[Excerpts from a figure dataset]
'''
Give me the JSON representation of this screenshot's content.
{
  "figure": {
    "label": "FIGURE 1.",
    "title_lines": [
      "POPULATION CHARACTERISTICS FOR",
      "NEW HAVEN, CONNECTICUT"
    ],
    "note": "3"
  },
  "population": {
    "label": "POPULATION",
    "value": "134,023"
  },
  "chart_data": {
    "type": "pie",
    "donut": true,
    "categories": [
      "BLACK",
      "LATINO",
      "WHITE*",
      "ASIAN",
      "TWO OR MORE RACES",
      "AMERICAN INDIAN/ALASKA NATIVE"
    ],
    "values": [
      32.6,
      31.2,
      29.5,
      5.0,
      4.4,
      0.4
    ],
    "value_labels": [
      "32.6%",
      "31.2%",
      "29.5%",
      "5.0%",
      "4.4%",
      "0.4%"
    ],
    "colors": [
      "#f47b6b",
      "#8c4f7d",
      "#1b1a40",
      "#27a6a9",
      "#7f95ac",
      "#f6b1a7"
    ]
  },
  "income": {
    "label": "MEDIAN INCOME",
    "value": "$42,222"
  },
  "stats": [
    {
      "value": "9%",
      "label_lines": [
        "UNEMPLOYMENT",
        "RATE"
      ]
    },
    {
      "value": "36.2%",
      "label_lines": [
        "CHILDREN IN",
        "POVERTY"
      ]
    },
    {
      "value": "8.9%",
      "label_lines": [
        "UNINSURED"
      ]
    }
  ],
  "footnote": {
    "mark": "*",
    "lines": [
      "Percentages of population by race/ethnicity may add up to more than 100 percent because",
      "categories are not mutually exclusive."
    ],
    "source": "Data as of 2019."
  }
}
'''
### [Problem requirements]
Nothing should be left out: repeat all of the data exactly.

### [Output for this task]
Give me the JSON representation of this screenshot's content.
{
  "figure": {
    "label": "FIGURE 1.",
    "title_lines": [
      "POPULATION CHARACTERISTICS FOR",
      "NEW HAVEN, CONNECTICUT"
    ],
    "note": "3"
  },
  "population": {
    "label": "POPULATION",
    "value": "134,023"
  },
  "chart_data": {
    "type": "pie",
    "donut": true,
    "categories": [
      "BLACK",
      "LATINO",
      "WHITE*",
      "ASIAN",
      "TWO OR MORE RACES",
      "AMERICAN INDIAN/ALASKA NATIVE"
    ],
    "values": [
      32.6,
      31.2,
      29.5,
      5.0,
      4.4,
      0.4
    ],
    "value_labels": [
      "32.6%",
      "31.2%",
      "29.5%",
      "5.0%",
      "4.4%",
      "0.4%"
    ],
    "colors": [
      "#f47b6b",
      "#8c4f7d",
      "#1b1a40",
      "#27a6a9",
      "#7f95ac",
      "#f6b1a7"
    ]
  },
  "income": {
    "label": "MEDIAN INCOME",
    "value": "$42,222"
  },
  "stats": [
    {
      "value": "9%",
      "label_lines": [
        "UNEMPLOYMENT",
        "RATE"
      ]
    },
    {
      "value": "36.2%",
      "label_lines": [
        "CHILDREN IN",
        "POVERTY"
      ]
    },
    {
      "value": "8.9%",
      "label_lines": [
        "UNINSURED"
      ]
    }
  ],
  "footnote": {
    "mark": "*",
    "lines": [
      "Percentages of population by race/ethnicity may add up to more than 100 percent because",
      "categories are not mutually exclusive."
    ],
    "source": "Data as of 2019."
  }
}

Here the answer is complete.